→ Work to be completed: In the following material, identify every line holding the string "name" and return it.

━━━━━━━━━━━━━━━━━━━━━━━━━━━━━━

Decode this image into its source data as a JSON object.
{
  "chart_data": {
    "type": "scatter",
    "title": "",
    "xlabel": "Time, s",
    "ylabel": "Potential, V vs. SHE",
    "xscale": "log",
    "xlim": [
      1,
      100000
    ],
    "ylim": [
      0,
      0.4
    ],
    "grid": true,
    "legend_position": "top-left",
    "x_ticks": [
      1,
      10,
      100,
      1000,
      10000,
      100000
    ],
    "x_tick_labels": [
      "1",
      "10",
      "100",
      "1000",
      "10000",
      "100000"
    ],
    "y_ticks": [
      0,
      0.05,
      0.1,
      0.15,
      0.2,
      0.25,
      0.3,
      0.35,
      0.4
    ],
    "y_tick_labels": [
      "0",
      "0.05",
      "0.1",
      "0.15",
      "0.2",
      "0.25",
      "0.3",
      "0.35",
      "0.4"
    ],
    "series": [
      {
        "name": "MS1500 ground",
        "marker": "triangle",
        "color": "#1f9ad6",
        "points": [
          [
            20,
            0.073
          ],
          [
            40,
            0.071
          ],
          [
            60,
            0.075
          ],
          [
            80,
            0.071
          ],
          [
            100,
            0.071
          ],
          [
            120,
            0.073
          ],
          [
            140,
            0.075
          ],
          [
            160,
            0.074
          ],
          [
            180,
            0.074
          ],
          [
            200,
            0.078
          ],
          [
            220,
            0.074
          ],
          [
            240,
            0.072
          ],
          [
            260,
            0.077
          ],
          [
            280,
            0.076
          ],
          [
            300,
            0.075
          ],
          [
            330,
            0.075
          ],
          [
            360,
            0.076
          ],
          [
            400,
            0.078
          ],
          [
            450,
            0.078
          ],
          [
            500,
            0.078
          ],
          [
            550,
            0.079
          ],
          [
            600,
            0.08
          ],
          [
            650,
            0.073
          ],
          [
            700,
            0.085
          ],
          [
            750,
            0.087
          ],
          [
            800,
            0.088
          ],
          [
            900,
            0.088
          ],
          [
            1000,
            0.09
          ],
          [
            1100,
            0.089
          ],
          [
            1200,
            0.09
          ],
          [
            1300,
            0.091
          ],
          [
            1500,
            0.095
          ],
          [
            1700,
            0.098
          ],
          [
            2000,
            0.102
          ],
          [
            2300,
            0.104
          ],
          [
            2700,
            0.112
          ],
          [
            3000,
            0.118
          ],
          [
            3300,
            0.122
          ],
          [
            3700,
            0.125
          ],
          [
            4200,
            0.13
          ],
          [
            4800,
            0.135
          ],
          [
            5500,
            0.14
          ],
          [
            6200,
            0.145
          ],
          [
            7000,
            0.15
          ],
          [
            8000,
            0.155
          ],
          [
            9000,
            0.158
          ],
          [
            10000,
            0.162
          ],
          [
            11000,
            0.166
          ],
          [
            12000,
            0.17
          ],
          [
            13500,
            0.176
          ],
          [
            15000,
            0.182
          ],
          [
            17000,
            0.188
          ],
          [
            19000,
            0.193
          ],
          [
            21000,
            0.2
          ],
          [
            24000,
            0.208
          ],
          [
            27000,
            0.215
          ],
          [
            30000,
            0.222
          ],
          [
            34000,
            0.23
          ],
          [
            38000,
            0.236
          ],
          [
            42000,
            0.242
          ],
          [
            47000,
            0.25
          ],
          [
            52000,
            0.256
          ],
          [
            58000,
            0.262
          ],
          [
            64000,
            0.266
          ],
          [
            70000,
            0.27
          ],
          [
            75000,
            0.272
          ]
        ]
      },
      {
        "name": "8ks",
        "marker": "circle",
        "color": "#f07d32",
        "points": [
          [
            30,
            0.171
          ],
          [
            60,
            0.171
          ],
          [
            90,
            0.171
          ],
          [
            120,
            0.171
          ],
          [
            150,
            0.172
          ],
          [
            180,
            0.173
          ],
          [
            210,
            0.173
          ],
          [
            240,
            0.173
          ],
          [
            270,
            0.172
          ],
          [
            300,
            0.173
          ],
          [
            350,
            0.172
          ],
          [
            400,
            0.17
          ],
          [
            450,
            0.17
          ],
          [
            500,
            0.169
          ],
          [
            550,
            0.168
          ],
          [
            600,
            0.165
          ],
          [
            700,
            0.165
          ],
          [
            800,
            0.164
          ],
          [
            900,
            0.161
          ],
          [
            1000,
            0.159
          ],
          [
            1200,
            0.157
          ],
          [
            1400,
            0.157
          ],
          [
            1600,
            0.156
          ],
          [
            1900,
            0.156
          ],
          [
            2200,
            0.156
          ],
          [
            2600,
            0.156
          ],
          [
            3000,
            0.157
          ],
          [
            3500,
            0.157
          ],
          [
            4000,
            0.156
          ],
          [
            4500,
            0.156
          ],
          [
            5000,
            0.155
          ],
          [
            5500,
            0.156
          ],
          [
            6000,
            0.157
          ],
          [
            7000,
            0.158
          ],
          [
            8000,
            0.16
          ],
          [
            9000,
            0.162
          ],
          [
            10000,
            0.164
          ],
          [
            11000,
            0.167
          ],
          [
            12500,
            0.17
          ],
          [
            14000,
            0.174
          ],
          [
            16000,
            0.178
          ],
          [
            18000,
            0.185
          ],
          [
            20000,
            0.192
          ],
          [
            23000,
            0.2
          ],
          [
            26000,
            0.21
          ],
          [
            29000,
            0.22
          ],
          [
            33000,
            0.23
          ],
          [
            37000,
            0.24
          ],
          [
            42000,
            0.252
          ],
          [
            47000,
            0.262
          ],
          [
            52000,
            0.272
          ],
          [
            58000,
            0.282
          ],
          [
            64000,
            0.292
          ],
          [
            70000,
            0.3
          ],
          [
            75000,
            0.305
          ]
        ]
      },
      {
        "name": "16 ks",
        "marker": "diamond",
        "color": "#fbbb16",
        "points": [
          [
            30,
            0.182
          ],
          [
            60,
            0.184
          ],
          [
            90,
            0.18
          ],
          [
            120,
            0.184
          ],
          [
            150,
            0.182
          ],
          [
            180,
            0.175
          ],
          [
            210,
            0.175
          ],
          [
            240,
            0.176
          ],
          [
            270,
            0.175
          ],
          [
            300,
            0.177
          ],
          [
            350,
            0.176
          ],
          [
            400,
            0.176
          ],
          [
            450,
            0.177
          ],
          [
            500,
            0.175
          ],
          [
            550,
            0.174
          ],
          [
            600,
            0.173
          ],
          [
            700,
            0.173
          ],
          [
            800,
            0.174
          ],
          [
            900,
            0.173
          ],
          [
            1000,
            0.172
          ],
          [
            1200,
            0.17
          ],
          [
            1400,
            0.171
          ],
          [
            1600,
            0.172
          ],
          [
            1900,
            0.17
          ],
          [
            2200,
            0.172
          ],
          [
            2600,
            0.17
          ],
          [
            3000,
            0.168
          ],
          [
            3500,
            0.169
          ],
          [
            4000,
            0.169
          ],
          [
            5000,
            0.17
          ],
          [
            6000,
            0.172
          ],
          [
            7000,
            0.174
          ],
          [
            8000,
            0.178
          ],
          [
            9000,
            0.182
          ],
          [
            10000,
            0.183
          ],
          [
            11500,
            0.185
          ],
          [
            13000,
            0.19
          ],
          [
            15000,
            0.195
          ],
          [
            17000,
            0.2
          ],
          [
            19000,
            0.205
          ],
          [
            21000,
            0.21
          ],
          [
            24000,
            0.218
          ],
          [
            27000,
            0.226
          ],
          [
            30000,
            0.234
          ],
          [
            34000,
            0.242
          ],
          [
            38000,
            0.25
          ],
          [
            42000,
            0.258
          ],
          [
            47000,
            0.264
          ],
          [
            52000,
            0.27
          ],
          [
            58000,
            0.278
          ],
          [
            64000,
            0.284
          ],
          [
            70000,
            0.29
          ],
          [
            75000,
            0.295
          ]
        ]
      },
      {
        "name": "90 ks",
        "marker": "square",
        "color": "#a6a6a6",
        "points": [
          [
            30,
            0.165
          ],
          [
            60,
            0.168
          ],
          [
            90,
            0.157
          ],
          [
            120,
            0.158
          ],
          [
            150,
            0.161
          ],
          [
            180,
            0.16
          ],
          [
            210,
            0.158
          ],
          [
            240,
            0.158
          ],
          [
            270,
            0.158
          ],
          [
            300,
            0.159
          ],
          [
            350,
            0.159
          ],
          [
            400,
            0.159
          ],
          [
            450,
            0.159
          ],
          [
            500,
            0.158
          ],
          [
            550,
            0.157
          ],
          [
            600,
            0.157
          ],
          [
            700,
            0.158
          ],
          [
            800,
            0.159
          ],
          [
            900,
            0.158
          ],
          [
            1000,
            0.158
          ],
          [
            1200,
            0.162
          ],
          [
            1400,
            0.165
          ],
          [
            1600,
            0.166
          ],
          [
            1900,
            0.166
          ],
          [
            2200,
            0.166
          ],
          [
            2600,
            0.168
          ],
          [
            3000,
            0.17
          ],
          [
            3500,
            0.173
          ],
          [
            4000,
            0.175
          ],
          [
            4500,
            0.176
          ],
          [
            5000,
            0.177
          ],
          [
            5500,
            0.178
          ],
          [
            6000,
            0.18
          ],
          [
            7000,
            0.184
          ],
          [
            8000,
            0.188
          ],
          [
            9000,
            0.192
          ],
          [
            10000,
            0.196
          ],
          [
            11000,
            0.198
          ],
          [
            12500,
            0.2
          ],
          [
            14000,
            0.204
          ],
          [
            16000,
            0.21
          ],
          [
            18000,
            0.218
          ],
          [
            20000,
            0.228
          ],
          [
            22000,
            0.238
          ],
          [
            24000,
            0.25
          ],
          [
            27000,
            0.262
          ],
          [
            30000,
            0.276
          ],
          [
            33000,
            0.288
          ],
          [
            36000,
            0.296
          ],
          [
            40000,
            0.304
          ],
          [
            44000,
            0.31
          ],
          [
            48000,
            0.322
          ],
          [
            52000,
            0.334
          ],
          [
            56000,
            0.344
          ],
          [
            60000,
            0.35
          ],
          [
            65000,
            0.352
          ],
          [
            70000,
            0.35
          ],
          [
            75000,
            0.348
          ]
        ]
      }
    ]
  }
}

━━━━━━━━━━━━━━━━━━━━━━━━━━━━━━

→ Complete output:
        "name": "MS1500 ground",
        "name": "8ks",
        "name": "16 ks",
        "name": "90 ks",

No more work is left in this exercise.